── TRECHO DE ORIGEM ──

Nas últimas cinco safras de comércio de gado, que vai de Agosto de um ano a maio do ano seguinte, a CFM tem vendido uma média de 1,7 mil animais por ano. Caso o mercado do boi gordo permaneça estável, a receita na atual safra deve chegar a R$ 12,5 milhões. Atualmente, não há no País nenhuma outra empresa que venda tanto touro quanto a CFM. Entre os animais top CFM, um lote de dez touros colocados à venda, o lance de maior valor foi de R$ 98 mil para CFM Urucum. Ele é o melhor animal da atual safra do programa de seleção, que mantém uma base de dados para comparação de desempenho de 500 mil animais.

O touro Urucum foi comprado pela central de inseminação CRV Lagoa, de Sertãozinho (SP), empresa de capital holandês e belga que vende anualmente três milhões de doses de sêmen no País, e a Agropecuária Santa Bárbara, de Carlos Rodenburg e do banqueiro Daniel Dantas, do grupo Opportunity. Miguel Lourenço Campo, diretor da leiloeira Central Leilões, de Araçatuba (SP), que há 14 anos organiza os eventos da CFM, diz que vender os animais da empresa é muito fácil. “Tá dominado”, brinca Campo. “No início é que assustava colocar mil touros no mercado, mas agora vem gente do Brasil inteiro atrás desses animais.”

Os interessados nos touros da CFM são criadores de gado que trabalham com um horizonte mais amplo e acreditam que é possível produzir bois gordos melhores que os atuais. Mas ter bois mais pesados, jovens e de carne mais macia leva tempo. Como a pecuária é uma atividade de ciclo longo, a maior parte da carne que o brasileiro vai comer em 2015-2016, ou o País vai exportar, começará a ser produzida nos próximos meses, quando os touros forem colocados nas estações de monta por um período que vai de 90 a 120 dias. Esse é o tempo necessário para que os touros emprenhem as vacas, os bezerros nasçam na primavera de 2013, engordem e começem a ser abatidos a partir de 24 meses.

───

Devolva sem nenhuma alteração a parte do texto sobre a venda de touros da CFM que começa em "Os interessados nos" e segue até "de 24 meses.".

── DADOS BRUTOS ──

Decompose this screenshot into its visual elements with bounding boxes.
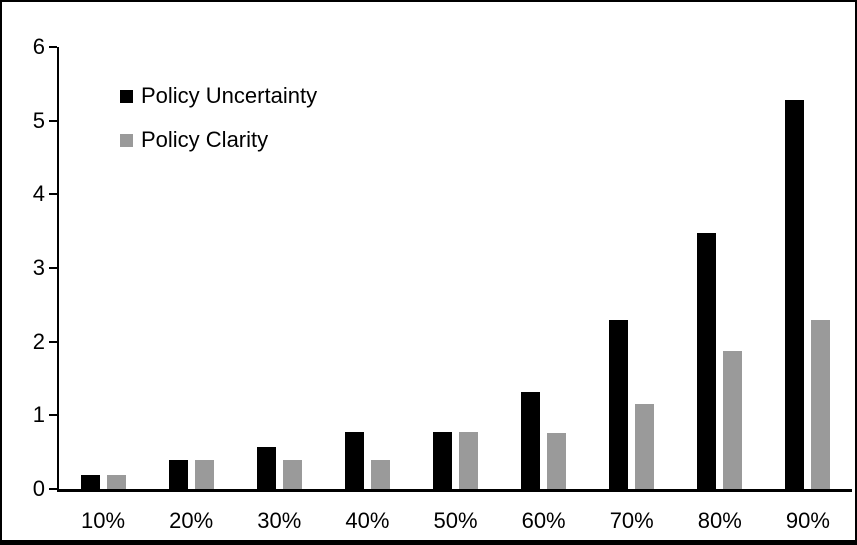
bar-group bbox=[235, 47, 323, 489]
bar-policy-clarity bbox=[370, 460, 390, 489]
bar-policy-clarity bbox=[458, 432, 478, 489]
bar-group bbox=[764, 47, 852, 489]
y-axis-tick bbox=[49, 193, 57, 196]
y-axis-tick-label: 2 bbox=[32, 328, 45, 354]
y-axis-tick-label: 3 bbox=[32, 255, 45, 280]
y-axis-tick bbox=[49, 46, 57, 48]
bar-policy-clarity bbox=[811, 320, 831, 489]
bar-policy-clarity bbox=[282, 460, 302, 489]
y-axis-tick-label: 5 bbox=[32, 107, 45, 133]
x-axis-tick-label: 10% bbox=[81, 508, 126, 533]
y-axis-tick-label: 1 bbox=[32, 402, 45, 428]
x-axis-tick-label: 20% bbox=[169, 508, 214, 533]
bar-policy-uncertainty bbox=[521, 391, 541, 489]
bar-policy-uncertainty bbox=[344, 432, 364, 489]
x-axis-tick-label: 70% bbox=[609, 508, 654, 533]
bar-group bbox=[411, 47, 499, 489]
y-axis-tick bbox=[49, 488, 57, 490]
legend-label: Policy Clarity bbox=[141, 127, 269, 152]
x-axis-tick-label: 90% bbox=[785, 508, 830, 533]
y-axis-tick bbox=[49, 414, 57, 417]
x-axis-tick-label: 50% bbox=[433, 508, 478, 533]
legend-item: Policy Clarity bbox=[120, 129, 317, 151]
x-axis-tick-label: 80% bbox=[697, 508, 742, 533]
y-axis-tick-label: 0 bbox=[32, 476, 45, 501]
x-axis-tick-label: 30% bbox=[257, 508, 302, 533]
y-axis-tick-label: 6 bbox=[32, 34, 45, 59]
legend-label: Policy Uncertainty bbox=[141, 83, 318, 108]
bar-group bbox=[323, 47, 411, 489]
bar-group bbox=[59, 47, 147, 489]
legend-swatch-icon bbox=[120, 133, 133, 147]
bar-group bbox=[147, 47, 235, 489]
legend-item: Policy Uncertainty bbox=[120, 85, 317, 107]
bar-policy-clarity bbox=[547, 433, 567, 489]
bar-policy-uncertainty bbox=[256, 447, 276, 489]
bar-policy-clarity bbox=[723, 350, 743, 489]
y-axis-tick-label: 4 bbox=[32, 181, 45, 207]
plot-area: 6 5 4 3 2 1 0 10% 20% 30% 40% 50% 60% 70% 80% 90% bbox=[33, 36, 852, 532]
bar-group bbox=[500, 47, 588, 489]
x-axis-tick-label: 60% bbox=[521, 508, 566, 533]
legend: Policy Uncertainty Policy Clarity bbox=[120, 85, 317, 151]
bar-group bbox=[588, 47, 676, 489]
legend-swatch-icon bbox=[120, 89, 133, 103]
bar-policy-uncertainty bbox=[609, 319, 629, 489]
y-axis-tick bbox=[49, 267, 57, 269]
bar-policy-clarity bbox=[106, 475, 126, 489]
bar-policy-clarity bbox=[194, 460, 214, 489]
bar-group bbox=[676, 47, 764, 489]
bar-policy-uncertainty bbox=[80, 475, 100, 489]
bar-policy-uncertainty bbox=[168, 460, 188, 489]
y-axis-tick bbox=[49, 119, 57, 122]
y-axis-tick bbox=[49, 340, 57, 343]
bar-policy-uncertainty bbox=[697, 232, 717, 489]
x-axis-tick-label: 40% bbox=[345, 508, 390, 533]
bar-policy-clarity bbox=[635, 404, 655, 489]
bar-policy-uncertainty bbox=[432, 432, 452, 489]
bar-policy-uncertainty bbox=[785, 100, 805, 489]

───
── DADOS BRUTOS ──

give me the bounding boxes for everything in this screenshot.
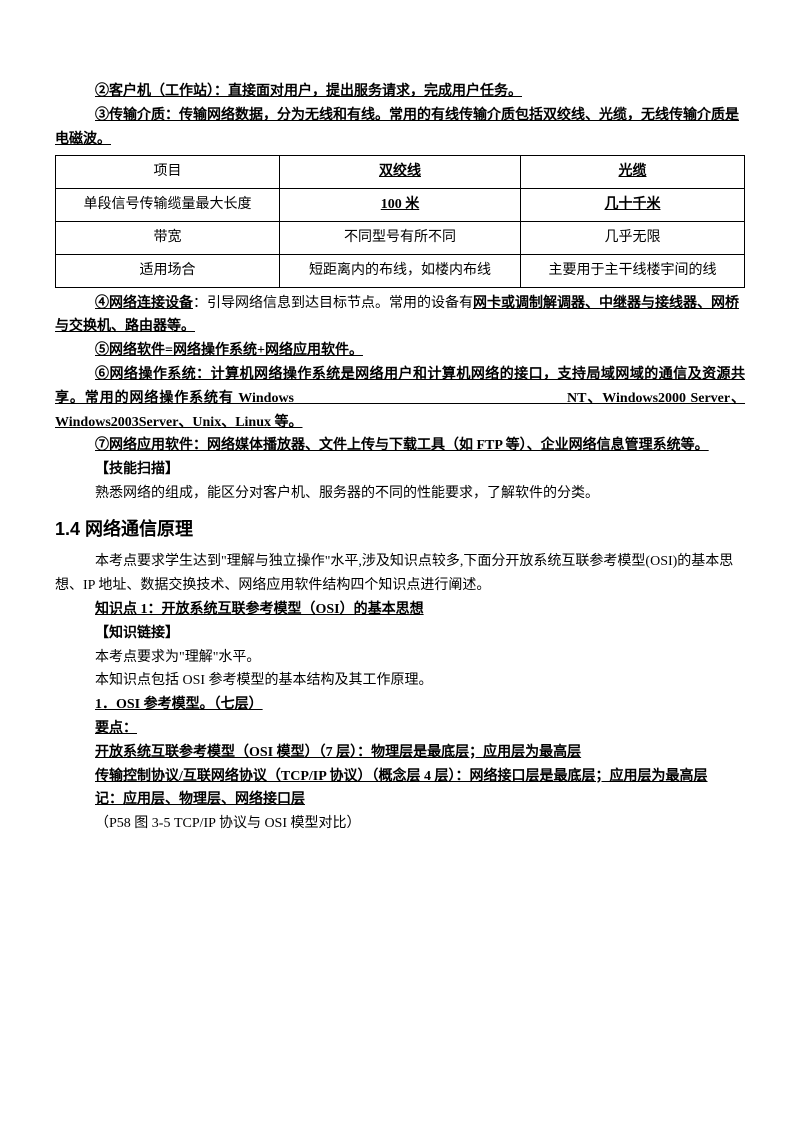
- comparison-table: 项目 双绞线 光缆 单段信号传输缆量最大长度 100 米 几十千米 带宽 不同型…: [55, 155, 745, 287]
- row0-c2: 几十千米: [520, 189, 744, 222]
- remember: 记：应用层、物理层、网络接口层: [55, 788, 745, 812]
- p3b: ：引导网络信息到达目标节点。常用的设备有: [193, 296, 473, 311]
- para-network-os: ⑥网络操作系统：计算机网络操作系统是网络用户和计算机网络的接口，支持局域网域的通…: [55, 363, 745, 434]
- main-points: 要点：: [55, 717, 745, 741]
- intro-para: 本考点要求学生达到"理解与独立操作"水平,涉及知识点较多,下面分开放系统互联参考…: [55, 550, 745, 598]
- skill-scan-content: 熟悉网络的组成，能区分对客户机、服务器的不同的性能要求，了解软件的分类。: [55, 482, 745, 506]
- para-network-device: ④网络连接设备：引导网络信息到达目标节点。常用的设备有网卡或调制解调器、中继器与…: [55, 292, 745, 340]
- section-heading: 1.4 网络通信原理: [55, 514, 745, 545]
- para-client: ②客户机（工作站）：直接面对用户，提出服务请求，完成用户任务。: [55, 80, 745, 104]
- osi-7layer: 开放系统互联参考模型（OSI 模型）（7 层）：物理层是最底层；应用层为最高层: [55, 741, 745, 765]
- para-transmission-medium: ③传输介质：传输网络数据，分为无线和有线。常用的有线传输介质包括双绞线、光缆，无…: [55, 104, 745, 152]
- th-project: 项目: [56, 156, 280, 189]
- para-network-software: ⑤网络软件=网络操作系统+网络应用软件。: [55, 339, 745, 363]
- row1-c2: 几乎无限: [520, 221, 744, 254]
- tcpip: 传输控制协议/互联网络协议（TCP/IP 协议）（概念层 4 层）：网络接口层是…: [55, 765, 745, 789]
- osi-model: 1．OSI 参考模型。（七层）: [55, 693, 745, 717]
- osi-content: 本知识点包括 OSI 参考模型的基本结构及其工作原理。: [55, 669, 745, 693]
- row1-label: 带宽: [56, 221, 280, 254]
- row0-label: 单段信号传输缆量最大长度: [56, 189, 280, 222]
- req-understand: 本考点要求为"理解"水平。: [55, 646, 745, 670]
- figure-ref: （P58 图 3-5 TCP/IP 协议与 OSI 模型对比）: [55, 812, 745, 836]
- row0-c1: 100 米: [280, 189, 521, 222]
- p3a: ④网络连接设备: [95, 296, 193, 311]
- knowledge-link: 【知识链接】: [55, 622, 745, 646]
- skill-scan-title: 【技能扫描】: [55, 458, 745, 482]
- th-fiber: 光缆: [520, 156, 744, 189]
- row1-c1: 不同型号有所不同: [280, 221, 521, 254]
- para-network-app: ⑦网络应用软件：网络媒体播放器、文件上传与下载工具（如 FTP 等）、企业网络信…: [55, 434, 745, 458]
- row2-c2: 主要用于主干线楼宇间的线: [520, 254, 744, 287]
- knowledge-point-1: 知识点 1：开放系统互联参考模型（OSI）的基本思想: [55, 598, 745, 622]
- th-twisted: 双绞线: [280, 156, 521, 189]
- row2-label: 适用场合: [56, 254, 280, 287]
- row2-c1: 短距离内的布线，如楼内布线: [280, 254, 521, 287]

───
── DADOS BRUTOS ──

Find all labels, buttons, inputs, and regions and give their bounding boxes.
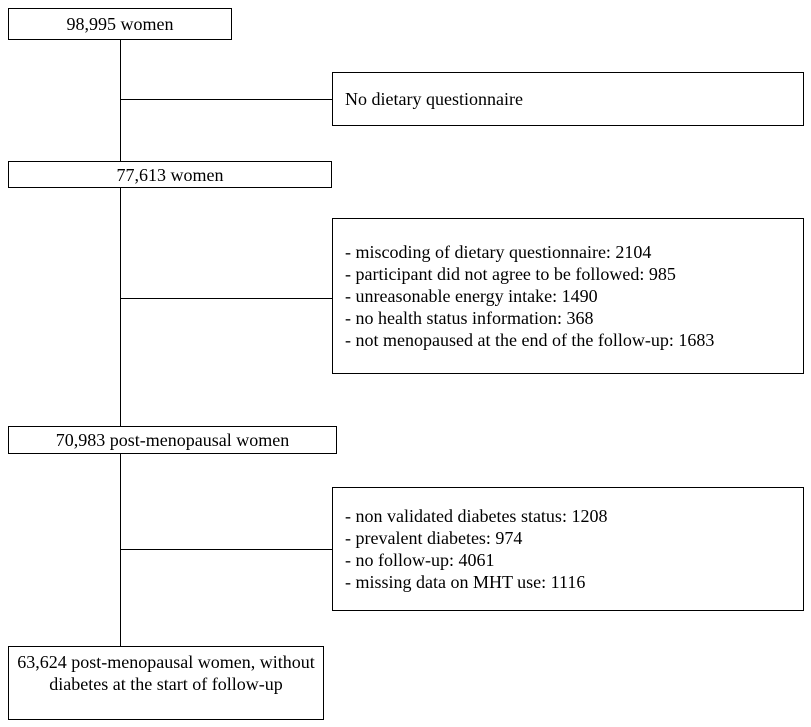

───

▸ SOLUÇÃO DA TAREFA
Os interessados nos touros da CFM são criadores de gado que trabalham com um horizonte mais amplo e acreditam que é possível produzir bois gordos melhores que os atuais. Mas ter bois mais pesados, jovens e de carne mais macia leva tempo. Como a pecuária é uma atividade de ciclo longo, a maior parte da carne que o brasileiro vai comer em 2015-2016, ou o País vai exportar, começará a ser produzida nos próximos meses, quando os touros forem colocados nas estações de monta por um período que vai de 90 a 120 dias. Esse é o tempo necessário para que os touros emprenhem as vacas, os bezerros nasçam na primavera de 2013, engordem e começem a ser abatidos a partir de 24 meses.